Source extract:

Home Depot EVP & CFO Richard McPhail participated in JPMorgan's Retail Roundup on April 9, 2026; the discussion centered on narrating the 2025 demand environment as the starting point for outlook. The session framed macro considerations—asking to set oil prices and geopolitics aside—without providing new financial metrics or guidance.

Analysis

Home Depot’s structural advantage is its Pro exposure, scale in distribution and private-label penetration — these characteristics compress rivals’ ability to reset pricing without sacrificing margin. A sustained modest renovation cycle (1–3% annual TAM growth) would flow disproportionately to Home Depot because serviceable share gains come from faster delivery, trade credit and SKU breadth rather than pure price competition. Expect local independents and ecommerce-only tool sellers to lose share incrementally as pros prioritize reliability and one-stop purchasing. Primary risks are macro and executional but operate on different horizons: in the next 1–3 months, earnings sentiment will swing around same-store sales lags and promotional cadence; over 3–12 months, shifts in mortgage rates and new-build activity (±200–300bp moves in 30yr rates) will reweight Pro vs DIY demand; over multiple years, underinvestment in maintenance across the housing stock creates a durable floor to demand that caps downside. A shock fall in home prices or a sharp rise in unemployment would be the clearest fast-acting reversal, while faster-than-expected deflation in commodity lumber and OSB could compress retailer gross margins if competitors cut prices. Consensus underestimates the optionality from mix shift toward Pro services and credit-enabled trade programs that convert revenue into higher repeat purchase rates and margin. If Home Depot can grow Pro penetration by 100–200bps over 12–24 months, that alone could be worth mid-to-high single digit operating margin expansion absent topline acceleration. That makes HD asymmetric: limited drawdown versus peer operational missteps, but meaningful upside if trade recovery or share wins accelerate.

Material supplied:
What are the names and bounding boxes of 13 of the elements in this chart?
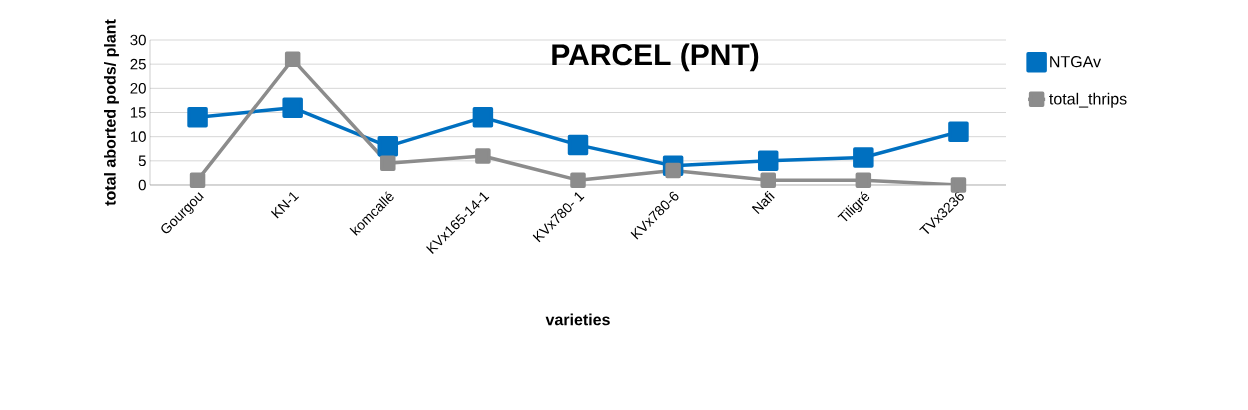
x-tick-label: Nafi bbox=[751, 190, 775, 214]
y-tick-label: 10 bbox=[130, 131, 146, 142]
y-axis-title: total aborted pods/ plant bbox=[104, 19, 119, 206]
y-tick-label: 15 bbox=[130, 107, 146, 118]
y-tick-label: 30 bbox=[130, 34, 146, 46]
chart-title: PARCEL (PNT) bbox=[552, 43, 759, 72]
y-tick-label: 25 bbox=[130, 58, 146, 70]
legend-label: total_thrips bbox=[1049, 92, 1127, 108]
y-tick-label: 0 bbox=[138, 179, 146, 191]
y-tick-label: 5 bbox=[138, 155, 146, 167]
y-tick-label: 20 bbox=[130, 83, 146, 94]
legend-label: NTGAv bbox=[1050, 55, 1102, 68]
x-axis-title: varieties bbox=[545, 313, 610, 326]
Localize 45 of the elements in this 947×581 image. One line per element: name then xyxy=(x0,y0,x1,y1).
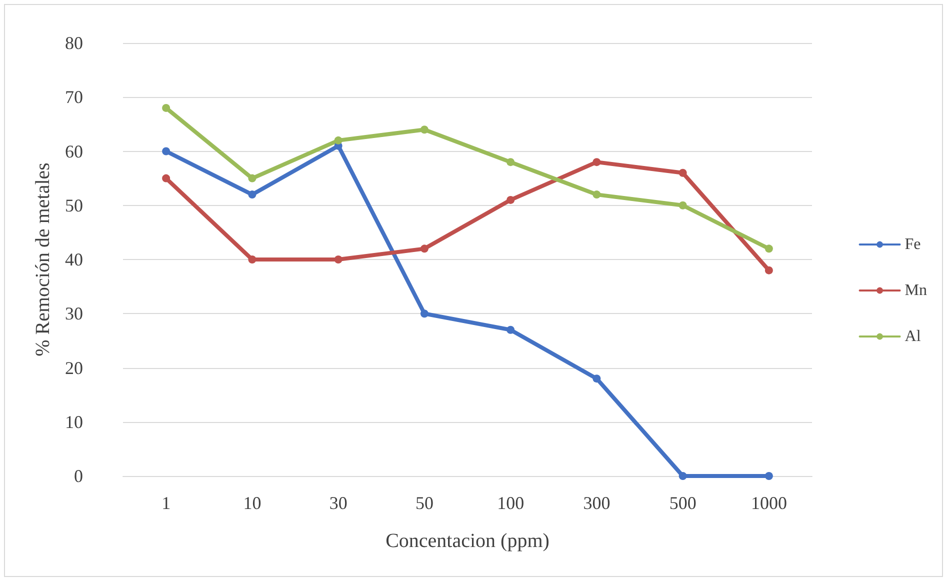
point xyxy=(420,310,428,318)
y-tick-label: 10 xyxy=(65,412,83,432)
y-tick-label: 0 xyxy=(74,466,83,486)
y-axis-title: % Remoción de metales xyxy=(32,162,54,356)
x-tick-label: 50 xyxy=(415,493,434,513)
point xyxy=(764,244,773,253)
point xyxy=(162,174,170,182)
x-tick-label: 300 xyxy=(583,493,610,513)
point xyxy=(248,174,256,182)
x-tick-label: 1 xyxy=(162,493,171,513)
point xyxy=(764,472,773,480)
point xyxy=(764,266,773,274)
y-tick-label: 20 xyxy=(65,358,83,378)
x-tick-label: 10 xyxy=(243,493,262,513)
point xyxy=(334,256,342,264)
point xyxy=(248,190,256,199)
point xyxy=(334,136,342,144)
point xyxy=(420,244,428,253)
y-tick-label: 80 xyxy=(65,33,83,53)
y-tick-label: 30 xyxy=(65,304,83,324)
point xyxy=(678,201,687,210)
point xyxy=(506,196,515,204)
point xyxy=(592,374,601,383)
point xyxy=(506,326,515,334)
legend-label: Mn xyxy=(904,282,928,299)
x-tick-label: 1000 xyxy=(750,493,787,513)
legend-label: Al xyxy=(904,328,922,345)
x-tick-label: 500 xyxy=(669,493,696,513)
y-tick-label: 70 xyxy=(65,87,83,108)
point xyxy=(162,147,170,156)
y-tick-label: 40 xyxy=(65,250,83,270)
point xyxy=(248,256,256,264)
x-tick-label: 30 xyxy=(329,493,348,513)
point xyxy=(678,168,687,177)
legend-label: Fe xyxy=(904,236,921,253)
point xyxy=(592,158,601,166)
point xyxy=(678,472,687,480)
x-tick-label: 100 xyxy=(497,493,524,513)
y-tick-label: 50 xyxy=(65,195,83,216)
point xyxy=(592,190,601,199)
y-tick-label: 60 xyxy=(65,141,83,162)
point xyxy=(506,158,515,166)
point xyxy=(162,104,170,112)
point xyxy=(420,126,428,134)
x-axis-title: Concentacion (ppm) xyxy=(386,530,550,552)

What you will do:
Update the Home Depot text from "Home Depot EVP" up to and including "metrics or guidance.", replacing "EVP & CFO" with "Executive Vice President and Chief Financial Officer".

Task result:
Home Depot Executive Vice President and Chief Financial Officer Richard McPhail participated in JPMorgan's Retail Roundup on April 9, 2026; the discussion centered on narrating the 2025 demand environment as the starting point for outlook. The session framed macro considerations—asking to set oil prices and geopolitics aside—without providing new financial metrics or guidance.